**Short task:** Begin at the line that has "For every button, label, input, icon, or" and stop after the line that has "smoothing-value-input[interactable]: 0 (257, 377, 317, 398)", rewriting that material with "bounding box" swapped for "enclosing box" and nothing else changed. Leave the pictures out of your answer.

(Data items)
_____
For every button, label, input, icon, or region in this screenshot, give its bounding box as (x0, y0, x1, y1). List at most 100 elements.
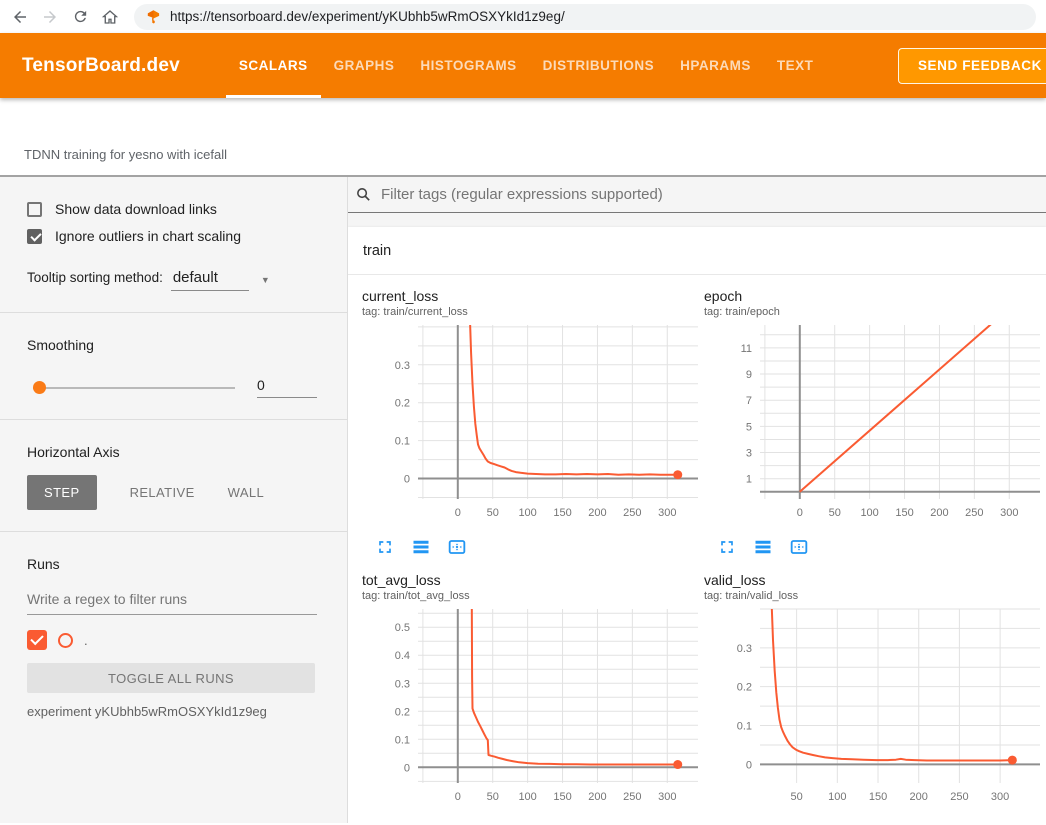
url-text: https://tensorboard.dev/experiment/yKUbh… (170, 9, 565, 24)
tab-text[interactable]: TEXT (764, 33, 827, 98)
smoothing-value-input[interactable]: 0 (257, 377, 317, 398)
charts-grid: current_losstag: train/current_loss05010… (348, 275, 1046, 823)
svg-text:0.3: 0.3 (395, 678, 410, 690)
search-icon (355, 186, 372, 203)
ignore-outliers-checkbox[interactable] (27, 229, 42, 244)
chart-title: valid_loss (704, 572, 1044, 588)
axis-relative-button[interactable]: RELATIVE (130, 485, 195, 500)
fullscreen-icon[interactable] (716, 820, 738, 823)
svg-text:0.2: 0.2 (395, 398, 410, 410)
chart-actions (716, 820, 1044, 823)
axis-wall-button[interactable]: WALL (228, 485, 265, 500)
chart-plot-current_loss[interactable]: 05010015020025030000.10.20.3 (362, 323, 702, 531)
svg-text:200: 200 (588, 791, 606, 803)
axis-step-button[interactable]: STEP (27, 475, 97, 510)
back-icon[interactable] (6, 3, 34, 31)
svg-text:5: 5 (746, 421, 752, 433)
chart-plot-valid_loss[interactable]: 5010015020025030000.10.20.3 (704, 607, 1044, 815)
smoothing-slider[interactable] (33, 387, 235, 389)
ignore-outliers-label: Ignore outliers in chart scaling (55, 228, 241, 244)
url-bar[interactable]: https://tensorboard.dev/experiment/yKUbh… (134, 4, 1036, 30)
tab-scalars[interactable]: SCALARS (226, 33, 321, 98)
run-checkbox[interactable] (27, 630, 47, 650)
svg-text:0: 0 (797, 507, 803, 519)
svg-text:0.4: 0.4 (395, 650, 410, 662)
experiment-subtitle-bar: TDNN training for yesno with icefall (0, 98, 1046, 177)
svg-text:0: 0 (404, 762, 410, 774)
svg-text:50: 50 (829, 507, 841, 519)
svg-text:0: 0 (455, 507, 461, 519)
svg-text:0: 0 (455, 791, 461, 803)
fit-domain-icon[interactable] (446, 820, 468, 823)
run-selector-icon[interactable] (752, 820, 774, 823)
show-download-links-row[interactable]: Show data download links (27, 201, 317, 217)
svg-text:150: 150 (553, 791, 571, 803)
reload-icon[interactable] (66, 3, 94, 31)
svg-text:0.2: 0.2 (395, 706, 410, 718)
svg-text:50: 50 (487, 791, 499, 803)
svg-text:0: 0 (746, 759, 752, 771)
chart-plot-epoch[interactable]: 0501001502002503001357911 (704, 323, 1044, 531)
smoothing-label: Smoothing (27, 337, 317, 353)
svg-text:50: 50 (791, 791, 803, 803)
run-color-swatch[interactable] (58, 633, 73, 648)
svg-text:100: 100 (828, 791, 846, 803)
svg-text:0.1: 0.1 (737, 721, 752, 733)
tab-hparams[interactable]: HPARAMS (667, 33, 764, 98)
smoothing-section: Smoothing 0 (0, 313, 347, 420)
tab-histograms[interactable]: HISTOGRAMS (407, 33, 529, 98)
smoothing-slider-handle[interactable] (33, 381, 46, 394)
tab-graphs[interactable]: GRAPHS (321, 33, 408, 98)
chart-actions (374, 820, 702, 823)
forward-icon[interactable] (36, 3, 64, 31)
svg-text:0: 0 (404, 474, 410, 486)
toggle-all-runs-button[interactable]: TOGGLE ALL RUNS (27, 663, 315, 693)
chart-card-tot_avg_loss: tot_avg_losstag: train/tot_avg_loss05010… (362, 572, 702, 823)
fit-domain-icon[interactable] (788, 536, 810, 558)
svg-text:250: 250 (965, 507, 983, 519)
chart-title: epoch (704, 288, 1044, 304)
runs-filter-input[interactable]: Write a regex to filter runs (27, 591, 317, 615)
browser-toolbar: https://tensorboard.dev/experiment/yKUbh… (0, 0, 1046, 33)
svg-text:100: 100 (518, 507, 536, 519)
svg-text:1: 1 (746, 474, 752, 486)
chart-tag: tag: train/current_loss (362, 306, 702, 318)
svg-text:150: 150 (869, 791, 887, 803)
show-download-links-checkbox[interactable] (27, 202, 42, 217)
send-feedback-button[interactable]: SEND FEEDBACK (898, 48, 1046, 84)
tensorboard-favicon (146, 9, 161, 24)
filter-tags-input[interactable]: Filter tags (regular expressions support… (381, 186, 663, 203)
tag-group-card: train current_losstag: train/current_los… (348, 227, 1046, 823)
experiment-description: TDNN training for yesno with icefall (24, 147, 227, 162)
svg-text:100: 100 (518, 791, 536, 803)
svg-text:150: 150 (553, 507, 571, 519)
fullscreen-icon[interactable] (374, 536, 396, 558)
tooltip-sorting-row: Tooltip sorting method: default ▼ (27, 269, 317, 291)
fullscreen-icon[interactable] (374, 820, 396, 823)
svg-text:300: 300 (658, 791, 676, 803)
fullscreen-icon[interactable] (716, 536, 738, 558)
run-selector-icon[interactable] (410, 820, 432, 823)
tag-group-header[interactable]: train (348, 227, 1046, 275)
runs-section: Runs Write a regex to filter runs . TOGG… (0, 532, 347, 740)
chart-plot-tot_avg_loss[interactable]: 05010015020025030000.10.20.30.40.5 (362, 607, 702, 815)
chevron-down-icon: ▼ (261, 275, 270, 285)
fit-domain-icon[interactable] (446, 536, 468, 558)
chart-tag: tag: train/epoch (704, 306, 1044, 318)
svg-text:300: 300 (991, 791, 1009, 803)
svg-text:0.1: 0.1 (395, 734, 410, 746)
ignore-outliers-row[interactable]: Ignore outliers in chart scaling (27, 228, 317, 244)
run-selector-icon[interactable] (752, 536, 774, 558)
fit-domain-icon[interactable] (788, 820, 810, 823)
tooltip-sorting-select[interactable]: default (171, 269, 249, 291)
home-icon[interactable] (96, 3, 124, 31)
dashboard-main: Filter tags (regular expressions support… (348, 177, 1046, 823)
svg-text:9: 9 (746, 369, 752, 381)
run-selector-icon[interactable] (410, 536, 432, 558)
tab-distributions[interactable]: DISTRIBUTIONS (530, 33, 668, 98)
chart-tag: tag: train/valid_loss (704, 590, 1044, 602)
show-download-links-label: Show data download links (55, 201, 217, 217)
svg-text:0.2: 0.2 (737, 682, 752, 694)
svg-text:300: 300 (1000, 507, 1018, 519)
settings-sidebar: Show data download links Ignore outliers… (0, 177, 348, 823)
_____
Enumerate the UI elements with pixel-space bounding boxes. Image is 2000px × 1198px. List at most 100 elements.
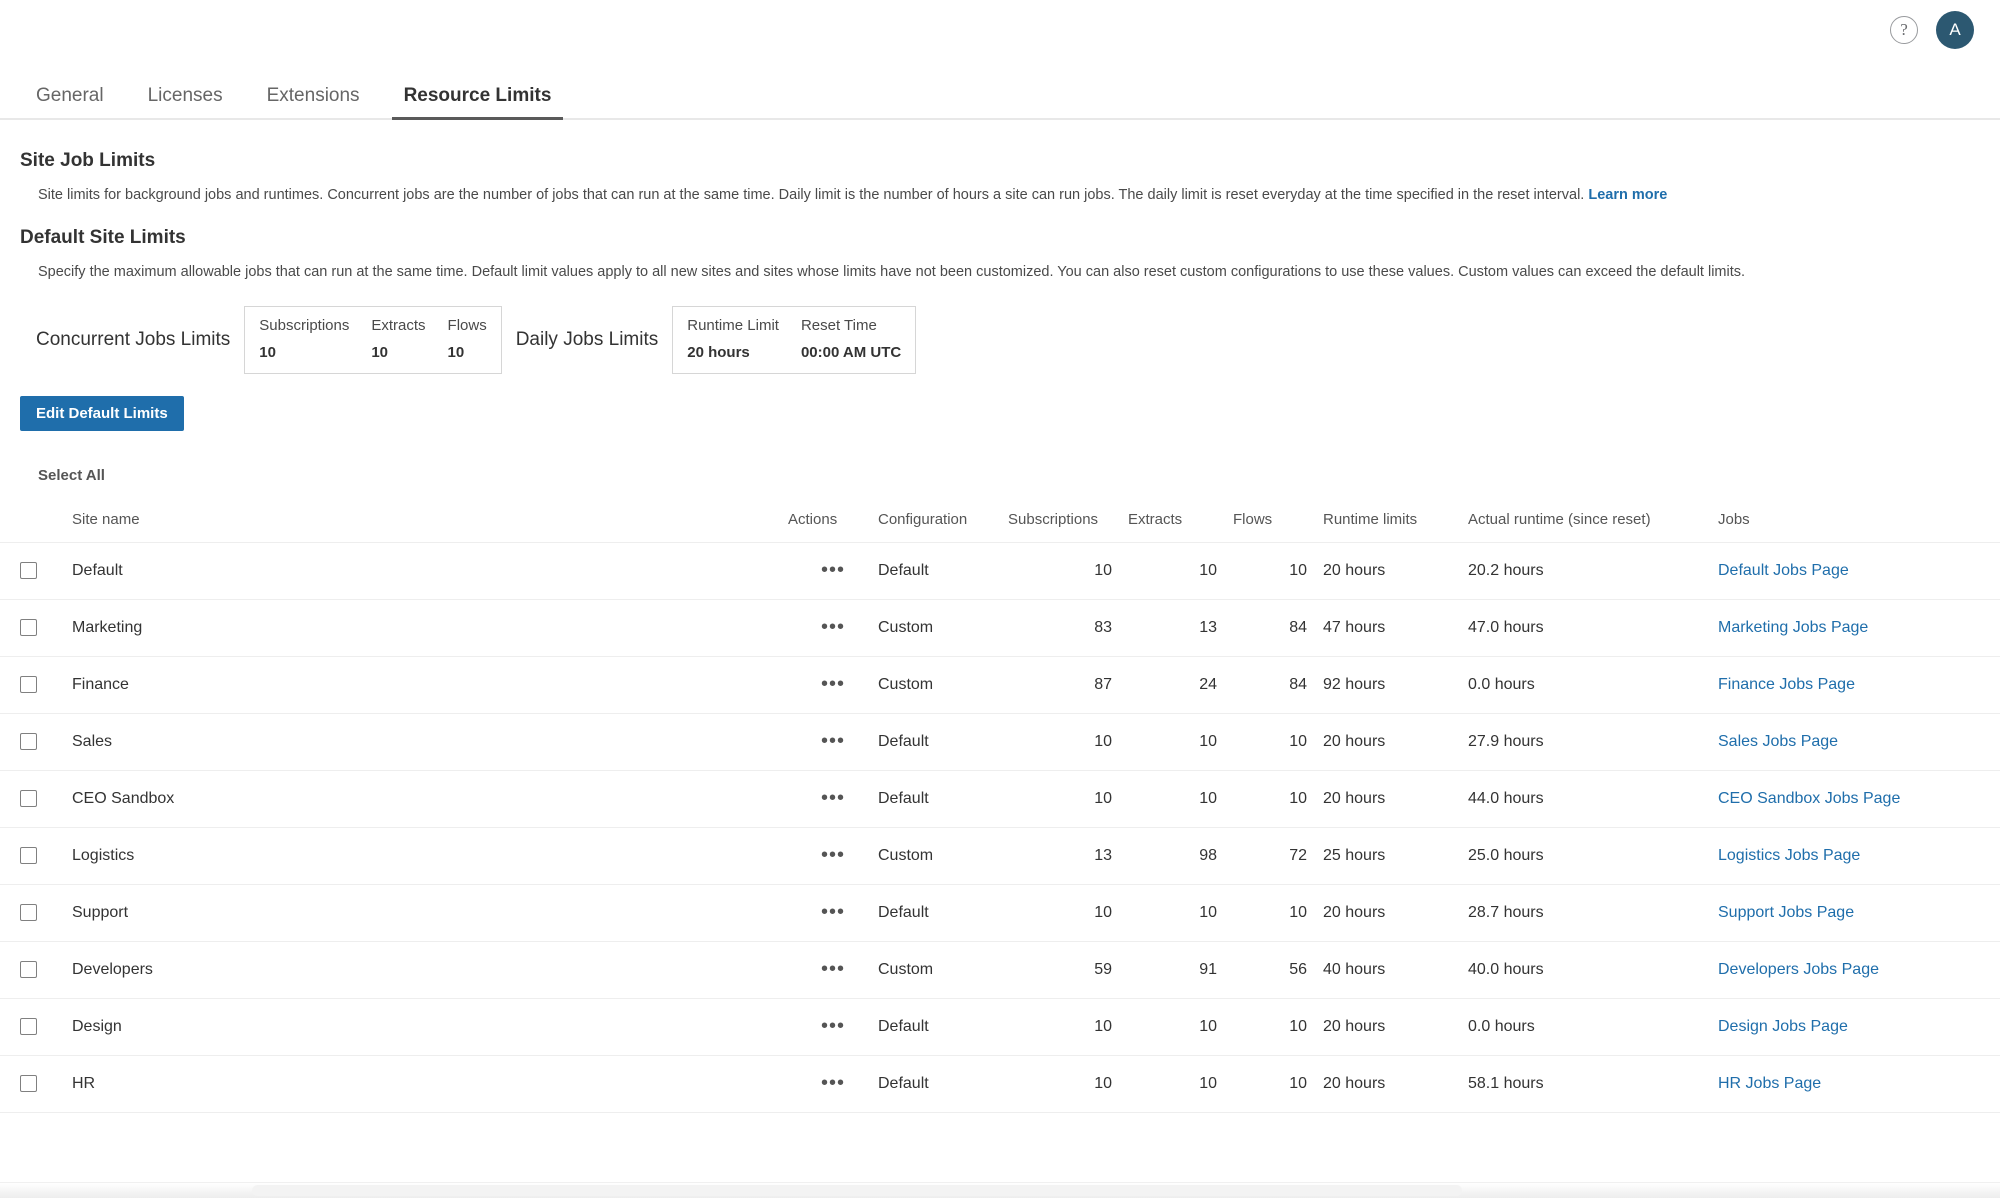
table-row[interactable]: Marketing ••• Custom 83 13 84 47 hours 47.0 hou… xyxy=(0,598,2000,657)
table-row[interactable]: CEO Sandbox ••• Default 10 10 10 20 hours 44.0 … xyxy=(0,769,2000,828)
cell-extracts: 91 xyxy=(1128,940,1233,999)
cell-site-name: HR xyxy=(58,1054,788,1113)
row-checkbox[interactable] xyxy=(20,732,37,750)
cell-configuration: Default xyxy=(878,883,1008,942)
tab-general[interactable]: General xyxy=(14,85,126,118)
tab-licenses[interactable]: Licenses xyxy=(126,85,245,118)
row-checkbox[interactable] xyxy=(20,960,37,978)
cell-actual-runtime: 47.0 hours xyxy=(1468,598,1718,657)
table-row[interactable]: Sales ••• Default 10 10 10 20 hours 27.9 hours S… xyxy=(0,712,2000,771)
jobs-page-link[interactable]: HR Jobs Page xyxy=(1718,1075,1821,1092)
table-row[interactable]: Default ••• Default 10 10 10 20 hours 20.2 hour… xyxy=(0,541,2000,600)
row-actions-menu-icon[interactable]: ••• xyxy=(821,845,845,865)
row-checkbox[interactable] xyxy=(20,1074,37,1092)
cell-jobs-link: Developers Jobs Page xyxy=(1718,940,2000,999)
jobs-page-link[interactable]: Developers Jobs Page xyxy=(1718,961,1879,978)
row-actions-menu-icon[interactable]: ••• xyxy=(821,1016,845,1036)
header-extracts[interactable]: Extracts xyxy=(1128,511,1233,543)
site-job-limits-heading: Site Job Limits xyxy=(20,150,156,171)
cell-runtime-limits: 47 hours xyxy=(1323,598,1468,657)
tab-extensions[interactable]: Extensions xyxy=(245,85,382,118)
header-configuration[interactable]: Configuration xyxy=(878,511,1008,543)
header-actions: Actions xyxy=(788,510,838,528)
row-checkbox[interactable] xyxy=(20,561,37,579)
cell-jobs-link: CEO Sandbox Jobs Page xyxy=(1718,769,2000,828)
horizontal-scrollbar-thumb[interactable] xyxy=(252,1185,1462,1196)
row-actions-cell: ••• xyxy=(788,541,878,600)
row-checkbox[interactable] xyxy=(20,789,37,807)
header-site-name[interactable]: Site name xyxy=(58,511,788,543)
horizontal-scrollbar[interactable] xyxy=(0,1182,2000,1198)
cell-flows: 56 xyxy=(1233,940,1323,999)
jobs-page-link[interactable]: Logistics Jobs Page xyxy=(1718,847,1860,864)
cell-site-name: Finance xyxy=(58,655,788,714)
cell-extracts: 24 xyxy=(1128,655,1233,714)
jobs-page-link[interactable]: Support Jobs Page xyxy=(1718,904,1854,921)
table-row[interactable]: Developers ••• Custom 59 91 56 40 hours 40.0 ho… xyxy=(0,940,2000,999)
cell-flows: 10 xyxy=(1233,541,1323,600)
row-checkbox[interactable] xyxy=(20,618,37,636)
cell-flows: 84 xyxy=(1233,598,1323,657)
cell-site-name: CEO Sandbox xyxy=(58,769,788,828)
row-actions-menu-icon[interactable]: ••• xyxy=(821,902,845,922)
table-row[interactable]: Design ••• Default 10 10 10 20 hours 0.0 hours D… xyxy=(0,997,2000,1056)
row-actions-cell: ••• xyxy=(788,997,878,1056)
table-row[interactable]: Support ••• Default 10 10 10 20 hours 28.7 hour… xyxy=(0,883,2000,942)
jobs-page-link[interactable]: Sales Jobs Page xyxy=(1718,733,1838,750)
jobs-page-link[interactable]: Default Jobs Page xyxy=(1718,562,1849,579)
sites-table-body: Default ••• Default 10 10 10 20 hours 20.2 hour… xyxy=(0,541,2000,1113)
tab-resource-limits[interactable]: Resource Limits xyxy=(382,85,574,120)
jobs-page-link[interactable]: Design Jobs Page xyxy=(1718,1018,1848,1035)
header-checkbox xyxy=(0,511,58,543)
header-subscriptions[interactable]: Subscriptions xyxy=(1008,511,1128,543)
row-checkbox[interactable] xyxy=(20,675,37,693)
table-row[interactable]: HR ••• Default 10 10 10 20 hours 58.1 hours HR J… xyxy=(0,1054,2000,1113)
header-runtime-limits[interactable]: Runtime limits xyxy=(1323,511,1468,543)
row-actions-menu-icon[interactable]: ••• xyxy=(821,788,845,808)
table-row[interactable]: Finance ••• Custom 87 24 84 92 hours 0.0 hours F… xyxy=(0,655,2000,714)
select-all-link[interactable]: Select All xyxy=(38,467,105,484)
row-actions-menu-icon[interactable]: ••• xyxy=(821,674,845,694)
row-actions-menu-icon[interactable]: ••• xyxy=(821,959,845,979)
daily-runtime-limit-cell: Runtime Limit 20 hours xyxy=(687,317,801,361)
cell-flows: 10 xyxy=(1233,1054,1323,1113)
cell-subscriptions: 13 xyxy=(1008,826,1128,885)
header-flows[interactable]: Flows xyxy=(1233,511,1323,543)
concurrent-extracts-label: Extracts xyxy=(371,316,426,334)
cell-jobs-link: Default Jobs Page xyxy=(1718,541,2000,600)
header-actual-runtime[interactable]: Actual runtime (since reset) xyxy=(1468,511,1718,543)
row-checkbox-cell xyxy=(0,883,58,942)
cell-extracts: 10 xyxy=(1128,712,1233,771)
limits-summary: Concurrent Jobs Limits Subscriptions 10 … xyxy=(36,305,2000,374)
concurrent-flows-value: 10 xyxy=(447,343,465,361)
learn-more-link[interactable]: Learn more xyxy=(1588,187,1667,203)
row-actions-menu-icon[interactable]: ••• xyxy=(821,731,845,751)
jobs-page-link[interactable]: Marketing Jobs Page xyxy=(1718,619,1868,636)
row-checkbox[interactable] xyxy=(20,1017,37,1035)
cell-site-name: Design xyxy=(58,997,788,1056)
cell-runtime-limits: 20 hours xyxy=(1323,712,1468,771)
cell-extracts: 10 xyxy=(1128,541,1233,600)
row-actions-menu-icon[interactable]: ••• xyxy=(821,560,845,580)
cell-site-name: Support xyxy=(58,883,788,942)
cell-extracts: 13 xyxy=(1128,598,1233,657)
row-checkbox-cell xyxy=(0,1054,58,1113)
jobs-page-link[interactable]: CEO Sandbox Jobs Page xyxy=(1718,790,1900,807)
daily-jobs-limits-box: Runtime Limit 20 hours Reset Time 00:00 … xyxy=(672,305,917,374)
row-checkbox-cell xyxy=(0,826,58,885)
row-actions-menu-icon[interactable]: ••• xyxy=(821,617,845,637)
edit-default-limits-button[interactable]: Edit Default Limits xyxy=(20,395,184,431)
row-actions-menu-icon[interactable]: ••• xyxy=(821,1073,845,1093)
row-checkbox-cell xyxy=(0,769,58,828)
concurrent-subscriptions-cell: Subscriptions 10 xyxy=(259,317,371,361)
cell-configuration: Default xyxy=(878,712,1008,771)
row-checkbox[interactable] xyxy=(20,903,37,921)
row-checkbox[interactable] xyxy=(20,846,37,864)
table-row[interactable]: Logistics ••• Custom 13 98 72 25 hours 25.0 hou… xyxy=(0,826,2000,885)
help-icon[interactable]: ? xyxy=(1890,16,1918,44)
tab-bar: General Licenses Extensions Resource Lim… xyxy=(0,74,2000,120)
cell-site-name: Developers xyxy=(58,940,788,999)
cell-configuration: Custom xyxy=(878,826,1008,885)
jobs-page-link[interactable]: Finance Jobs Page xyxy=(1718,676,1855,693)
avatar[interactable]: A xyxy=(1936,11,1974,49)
_____
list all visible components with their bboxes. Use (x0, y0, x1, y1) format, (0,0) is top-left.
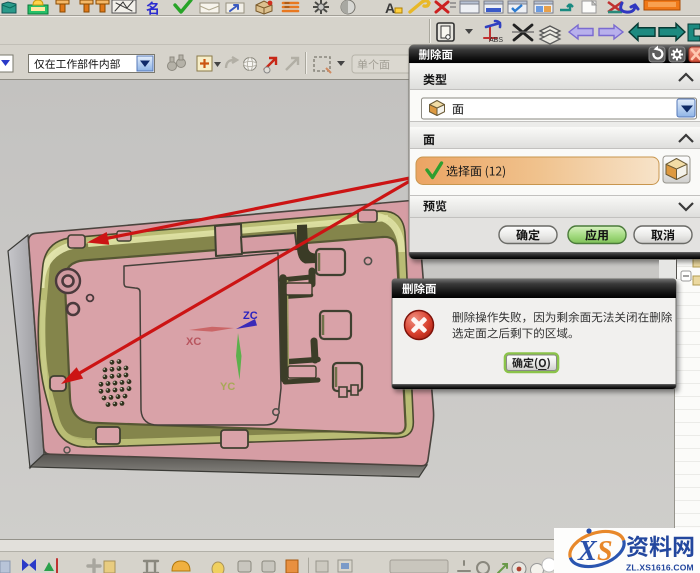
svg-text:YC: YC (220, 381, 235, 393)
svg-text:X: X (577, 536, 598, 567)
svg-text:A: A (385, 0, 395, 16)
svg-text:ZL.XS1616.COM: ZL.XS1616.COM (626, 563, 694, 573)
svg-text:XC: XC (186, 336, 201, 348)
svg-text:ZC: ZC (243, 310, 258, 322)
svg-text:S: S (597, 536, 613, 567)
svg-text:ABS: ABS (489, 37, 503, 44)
_____
**Reply to the task:**
For every button, label, input, icon, or region in this screenshot, give its enclosing box as (x0, y0, x1, y1). List at most 100 elements.
url-text: https://tensorboard.dev/experiment/yKUbh… (170, 9, 565, 24)
tab-text[interactable]: TEXT (764, 33, 827, 98)
smoothing-value-input[interactable]: 0 (257, 377, 317, 398)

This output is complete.